▶ **TASK GOAL**: Copy the records below exactly, leaving out any pictures.

═══ RECORDS FOR THIS EXERCISE

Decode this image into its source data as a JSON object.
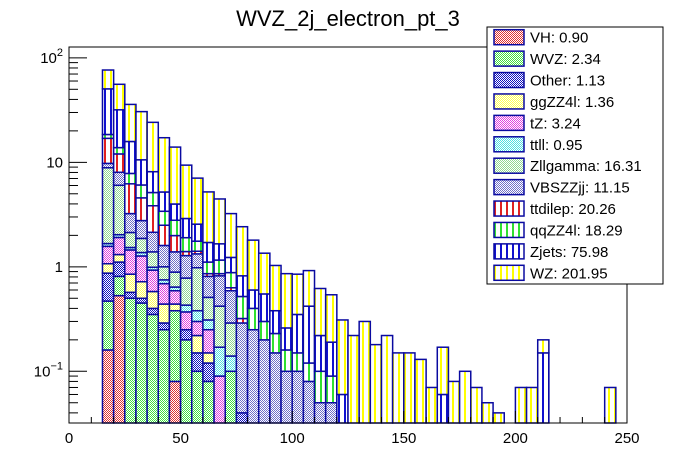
{
  "chart_data": {
    "type": "bar",
    "stacked": true,
    "title": "WVZ_2j_electron_pt_3",
    "xlabel": "",
    "ylabel": "",
    "xlim": [
      0,
      250
    ],
    "ylim": [
      0.032,
      127
    ],
    "yscale": "log",
    "bin_width": 5,
    "x_ticks": [
      "0",
      "50",
      "100",
      "150",
      "200",
      "250"
    ],
    "x_tick_values": [
      0,
      50,
      100,
      150,
      200,
      250
    ],
    "y_ticks": [
      {
        "value": 100,
        "label": "10^2"
      },
      {
        "value": 10,
        "label": "10"
      },
      {
        "value": 1,
        "label": "1"
      },
      {
        "value": 0.1,
        "label": "10^-1"
      }
    ],
    "legend_position": "top-right",
    "series": [
      {
        "name": "VH",
        "legend": "VH: 0.90",
        "color": "#e03030",
        "pattern": "check",
        "bins": {
          "15": 0.16,
          "20": 0.53,
          "45": 0.08
        }
      },
      {
        "name": "WVZ",
        "legend": "WVZ: 2.34",
        "color": "#40e040",
        "pattern": "check",
        "bins": {
          "15": 0.31,
          "20": 0.28,
          "25": 0.5,
          "30": 0.45,
          "35": 0.35,
          "40": 0.25,
          "45": 0.3,
          "50": 0.2,
          "55": 0.1,
          "60": 0.08,
          "70": 0.1
        }
      },
      {
        "name": "Other",
        "legend": "Other: 1.13",
        "color": "#1010c0",
        "pattern": "check",
        "bins": {
          "15": 0.4,
          "20": 0.3,
          "25": 0.07,
          "30": 0.05,
          "35": 0.05,
          "40": 0.04,
          "50": 0.05,
          "55": 0.05,
          "60": 0.04,
          "75": 0.04
        }
      },
      {
        "name": "ggZZ4l",
        "legend": "ggZZ4l: 1.36",
        "color": "#ffff50",
        "pattern": "check",
        "bins": {
          "15": 0.2,
          "20": 0.2,
          "25": 0.28,
          "30": 0.22,
          "35": 0.18,
          "40": 0.15,
          "45": 0.06,
          "55": 0.07,
          "60": 0.03,
          "65": 0.03
        }
      },
      {
        "name": "tZ",
        "legend": "tZ: 3.24",
        "color": "#e040e0",
        "pattern": "check",
        "bins": {
          "15": 0.5,
          "20": 0.6,
          "25": 0.6,
          "30": 0.55,
          "35": 0.35,
          "40": 0.25,
          "45": 0.15,
          "50": 0.12,
          "55": 0.08,
          "60": 0.1,
          "65": 0.06
        }
      },
      {
        "name": "ttll",
        "legend": "ttll: 0.95",
        "color": "#50e0e0",
        "pattern": "check",
        "bins": {
          "15": 0.1,
          "20": 0.12,
          "25": 0.08,
          "30": 0.1,
          "35": 0.06,
          "40": 0.06,
          "45": 0.05,
          "50": 0.06,
          "55": 0.08,
          "60": 0.06,
          "65": 0.08,
          "70": 0.04
        }
      },
      {
        "name": "Zllgamma",
        "legend": "Zllgamma: 16.31",
        "color": "#90d890",
        "pattern": "check",
        "bins": {
          "15": 7.2,
          "20": 4.0,
          "25": 0.6,
          "30": 0.5,
          "35": 0.4,
          "40": 0.25,
          "45": 0.25,
          "50": 0.35,
          "55": 0.6,
          "60": 0.2,
          "65": 0.25,
          "70": 0.15
        }
      },
      {
        "name": "VBSZZjj",
        "legend": "VBSZZjj: 11.15",
        "color": "#7070c8",
        "pattern": "check",
        "bins": {
          "15": 0.9,
          "20": 2.0,
          "25": 1.1,
          "30": 0.9,
          "35": 0.75,
          "40": 0.6,
          "45": 0.5,
          "50": 0.5,
          "55": 0.35,
          "60": 0.3,
          "65": 0.4,
          "70": 0.3,
          "75": 0.25,
          "80": 0.25,
          "85": 0.2,
          "90": 0.15,
          "95": 0.1,
          "100": 0.1,
          "105": 0.08,
          "110": 0.05,
          "115": 0.05
        }
      },
      {
        "name": "ttdilep",
        "legend": "ttdilep: 20.26",
        "color": "#e02020",
        "pattern": "vlines",
        "bins": {
          "15": 7.2,
          "20": 4.0,
          "25": 3.0,
          "30": 1.8,
          "35": 1.7,
          "40": 0.9,
          "45": 0.6,
          "50": 0.12,
          "55": 0.08,
          "60": 0.05,
          "65": 0.04,
          "70": 0.04,
          "75": 0.03
        }
      },
      {
        "name": "qqZZ4l",
        "legend": "qqZZ4l: 18.29",
        "color": "#30e030",
        "pattern": "vlines",
        "bins": {
          "15": 1.5,
          "20": 1.8,
          "25": 1.6,
          "30": 1.5,
          "35": 1.3,
          "40": 0.9,
          "45": 0.8,
          "50": 0.5,
          "55": 0.35,
          "60": 0.25,
          "65": 0.3,
          "70": 0.25,
          "75": 0.2,
          "80": 0.15,
          "85": 0.1,
          "90": 0.08,
          "95": 0.06,
          "100": 0.05,
          "105": 0.04,
          "110": 0.05,
          "115": 0.04,
          "120": 0.03,
          "125": 0.02
        }
      },
      {
        "name": "Zjets",
        "legend": "Zjets: 75.98",
        "color": "#1010d0",
        "pattern": "vlines",
        "bins": {
          "15": 32,
          "20": 18,
          "25": 8,
          "30": 4.5,
          "35": 3.0,
          "40": 1.8,
          "45": 1.2,
          "50": 1.0,
          "55": 0.8,
          "60": 0.6,
          "65": 0.5,
          "70": 0.35,
          "75": 0.3,
          "80": 0.2,
          "85": 0.25,
          "90": 0.15,
          "95": 0.1,
          "100": 0.2,
          "105": 0.3,
          "110": 0.12,
          "115": 0.1,
          "120": 0.03,
          "150": 0.03,
          "165": 0.06,
          "210": 0.15
        }
      },
      {
        "name": "WZ",
        "legend": "WZ: 201.95",
        "color": "#ffff00",
        "pattern": "vlines",
        "bins": {
          "15": 26,
          "20": 24,
          "25": 20,
          "30": 20,
          "35": 16,
          "40": 12,
          "45": 10,
          "50": 6.5,
          "55": 4.5,
          "60": 3.5,
          "65": 2.8,
          "70": 2.0,
          "75": 1.6,
          "80": 1.2,
          "85": 0.8,
          "90": 0.65,
          "95": 0.6,
          "100": 0.5,
          "105": 0.5,
          "110": 0.4,
          "115": 0.35,
          "120": 0.25,
          "125": 0.2,
          "130": 0.3,
          "135": 0.18,
          "140": 0.22,
          "145": 0.15,
          "150": 0.12,
          "155": 0.13,
          "160": 0.07,
          "165": 0.11,
          "170": 0.08,
          "175": 0.1,
          "180": 0.07,
          "185": 0.05,
          "190": 0.04,
          "200": 0.07,
          "205": 0.07,
          "210": 0.05,
          "240": 0.07
        }
      }
    ]
  }
}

══════

▶ **EXERCISE RESPONSE**:
Decode this image into its source data as a JSON object.
{
  "chart_data": {
    "type": "bar",
    "stacked": true,
    "title": "WVZ_2j_electron_pt_3",
    "xlabel": "",
    "ylabel": "",
    "xlim": [
      0,
      250
    ],
    "ylim": [
      0.032,
      127
    ],
    "yscale": "log",
    "bin_width": 5,
    "x_ticks": [
      "0",
      "50",
      "100",
      "150",
      "200",
      "250"
    ],
    "x_tick_values": [
      0,
      50,
      100,
      150,
      200,
      250
    ],
    "y_ticks": [
      {
        "value": 100,
        "label": "10^2"
      },
      {
        "value": 10,
        "label": "10"
      },
      {
        "value": 1,
        "label": "1"
      },
      {
        "value": 0.1,
        "label": "10^-1"
      }
    ],
    "legend_position": "top-right",
    "series": [
      {
        "name": "VH",
        "legend": "VH: 0.90",
        "color": "#e03030",
        "pattern": "check",
        "bins": {
          "15": 0.16,
          "20": 0.53,
          "45": 0.08
        }
      },
      {
        "name": "WVZ",
        "legend": "WVZ: 2.34",
        "color": "#40e040",
        "pattern": "check",
        "bins": {
          "15": 0.31,
          "20": 0.28,
          "25": 0.5,
          "30": 0.45,
          "35": 0.35,
          "40": 0.25,
          "45": 0.3,
          "50": 0.2,
          "55": 0.1,
          "60": 0.08,
          "70": 0.1
        }
      },
      {
        "name": "Other",
        "legend": "Other: 1.13",
        "color": "#1010c0",
        "pattern": "check",
        "bins": {
          "15": 0.4,
          "20": 0.3,
          "25": 0.07,
          "30": 0.05,
          "35": 0.05,
          "40": 0.04,
          "50": 0.05,
          "55": 0.05,
          "60": 0.04,
          "75": 0.04
        }
      },
      {
        "name": "ggZZ4l",
        "legend": "ggZZ4l: 1.36",
        "color": "#ffff50",
        "pattern": "check",
        "bins": {
          "15": 0.2,
          "20": 0.2,
          "25": 0.28,
          "30": 0.22,
          "35": 0.18,
          "40": 0.15,
          "45": 0.06,
          "55": 0.07,
          "60": 0.03,
          "65": 0.03
        }
      },
      {
        "name": "tZ",
        "legend": "tZ: 3.24",
        "color": "#e040e0",
        "pattern": "check",
        "bins": {
          "15": 0.5,
          "20": 0.6,
          "25": 0.6,
          "30": 0.55,
          "35": 0.35,
          "40": 0.25,
          "45": 0.15,
          "50": 0.12,
          "55": 0.08,
          "60": 0.1,
          "65": 0.06
        }
      },
      {
        "name": "ttll",
        "legend": "ttll: 0.95",
        "color": "#50e0e0",
        "pattern": "check",
        "bins": {
          "15": 0.1,
          "20": 0.12,
          "25": 0.08,
          "30": 0.1,
          "35": 0.06,
          "40": 0.06,
          "45": 0.05,
          "50": 0.06,
          "55": 0.08,
          "60": 0.06,
          "65": 0.08,
          "70": 0.04
        }
      },
      {
        "name": "Zllgamma",
        "legend": "Zllgamma: 16.31",
        "color": "#90d890",
        "pattern": "check",
        "bins": {
          "15": 7.2,
          "20": 4.0,
          "25": 0.6,
          "30": 0.5,
          "35": 0.4,
          "40": 0.25,
          "45": 0.25,
          "50": 0.35,
          "55": 0.6,
          "60": 0.2,
          "65": 0.25,
          "70": 0.15
        }
      },
      {
        "name": "VBSZZjj",
        "legend": "VBSZZjj: 11.15",
        "color": "#7070c8",
        "pattern": "check",
        "bins": {
          "15": 0.9,
          "20": 2.0,
          "25": 1.1,
          "30": 0.9,
          "35": 0.75,
          "40": 0.6,
          "45": 0.5,
          "50": 0.5,
          "55": 0.35,
          "60": 0.3,
          "65": 0.4,
          "70": 0.3,
          "75": 0.25,
          "80": 0.25,
          "85": 0.2,
          "90": 0.15,
          "95": 0.1,
          "100": 0.1,
          "105": 0.08,
          "110": 0.05,
          "115": 0.05
        }
      },
      {
        "name": "ttdilep",
        "legend": "ttdilep: 20.26",
        "color": "#e02020",
        "pattern": "vlines",
        "bins": {
          "15": 7.2,
          "20": 4.0,
          "25": 3.0,
          "30": 1.8,
          "35": 1.7,
          "40": 0.9,
          "45": 0.6,
          "50": 0.12,
          "55": 0.08,
          "60": 0.05,
          "65": 0.04,
          "70": 0.04,
          "75": 0.03
        }
      },
      {
        "name": "qqZZ4l",
        "legend": "qqZZ4l: 18.29",
        "color": "#30e030",
        "pattern": "vlines",
        "bins": {
          "15": 1.5,
          "20": 1.8,
          "25": 1.6,
          "30": 1.5,
          "35": 1.3,
          "40": 0.9,
          "45": 0.8,
          "50": 0.5,
          "55": 0.35,
          "60": 0.25,
          "65": 0.3,
          "70": 0.25,
          "75": 0.2,
          "80": 0.15,
          "85": 0.1,
          "90": 0.08,
          "95": 0.06,
          "100": 0.05,
          "105": 0.04,
          "110": 0.05,
          "115": 0.04,
          "120": 0.03,
          "125": 0.02
        }
      },
      {
        "name": "Zjets",
        "legend": "Zjets: 75.98",
        "color": "#1010d0",
        "pattern": "vlines",
        "bins": {
          "15": 32,
          "20": 18,
          "25": 8,
          "30": 4.5,
          "35": 3.0,
          "40": 1.8,
          "45": 1.2,
          "50": 1.0,
          "55": 0.8,
          "60": 0.6,
          "65": 0.5,
          "70": 0.35,
          "75": 0.3,
          "80": 0.2,
          "85": 0.25,
          "90": 0.15,
          "95": 0.1,
          "100": 0.2,
          "105": 0.3,
          "110": 0.12,
          "115": 0.1,
          "120": 0.03,
          "150": 0.03,
          "165": 0.06,
          "210": 0.15
        }
      },
      {
        "name": "WZ",
        "legend": "WZ: 201.95",
        "color": "#ffff00",
        "pattern": "vlines",
        "bins": {
          "15": 26,
          "20": 24,
          "25": 20,
          "30": 20,
          "35": 16,
          "40": 12,
          "45": 10,
          "50": 6.5,
          "55": 4.5,
          "60": 3.5,
          "65": 2.8,
          "70": 2.0,
          "75": 1.6,
          "80": 1.2,
          "85": 0.8,
          "90": 0.65,
          "95": 0.6,
          "100": 0.5,
          "105": 0.5,
          "110": 0.4,
          "115": 0.35,
          "120": 0.25,
          "125": 0.2,
          "130": 0.3,
          "135": 0.18,
          "140": 0.22,
          "145": 0.15,
          "150": 0.12,
          "155": 0.13,
          "160": 0.07,
          "165": 0.11,
          "170": 0.08,
          "175": 0.1,
          "180": 0.07,
          "185": 0.05,
          "190": 0.04,
          "200": 0.07,
          "205": 0.07,
          "210": 0.05,
          "240": 0.07
        }
      }
    ]
  }
}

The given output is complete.